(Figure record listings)

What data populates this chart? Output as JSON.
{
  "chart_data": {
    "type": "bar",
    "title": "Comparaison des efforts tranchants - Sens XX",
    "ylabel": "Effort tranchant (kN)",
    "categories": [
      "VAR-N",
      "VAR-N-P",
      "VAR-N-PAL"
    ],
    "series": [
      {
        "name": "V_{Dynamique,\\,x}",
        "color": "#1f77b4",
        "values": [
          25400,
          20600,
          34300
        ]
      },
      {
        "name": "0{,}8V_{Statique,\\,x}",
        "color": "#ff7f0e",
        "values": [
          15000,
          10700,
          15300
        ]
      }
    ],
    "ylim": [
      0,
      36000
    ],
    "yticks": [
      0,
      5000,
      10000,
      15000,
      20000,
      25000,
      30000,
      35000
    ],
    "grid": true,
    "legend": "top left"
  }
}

What the task requires. Copy the data above exactly. Every line must be included.

Expected output.
What data populates this chart? Output as JSON.
{
  "chart_data": {
    "type": "bar",
    "title": "Comparaison des efforts tranchants - Sens XX",
    "ylabel": "Effort tranchant (kN)",
    "categories": [
      "VAR-N",
      "VAR-N-P",
      "VAR-N-PAL"
    ],
    "series": [
      {
        "name": "V_{Dynamique,\\,x}",
        "color": "#1f77b4",
        "values": [
          25400,
          20600,
          34300
        ]
      },
      {
        "name": "0{,}8V_{Statique,\\,x}",
        "color": "#ff7f0e",
        "values": [
          15000,
          10700,
          15300
        ]
      }
    ],
    "ylim": [
      0,
      36000
    ],
    "yticks": [
      0,
      5000,
      10000,
      15000,
      20000,
      25000,
      30000,
      35000
    ],
    "grid": true,
    "legend": "top left"
  }
}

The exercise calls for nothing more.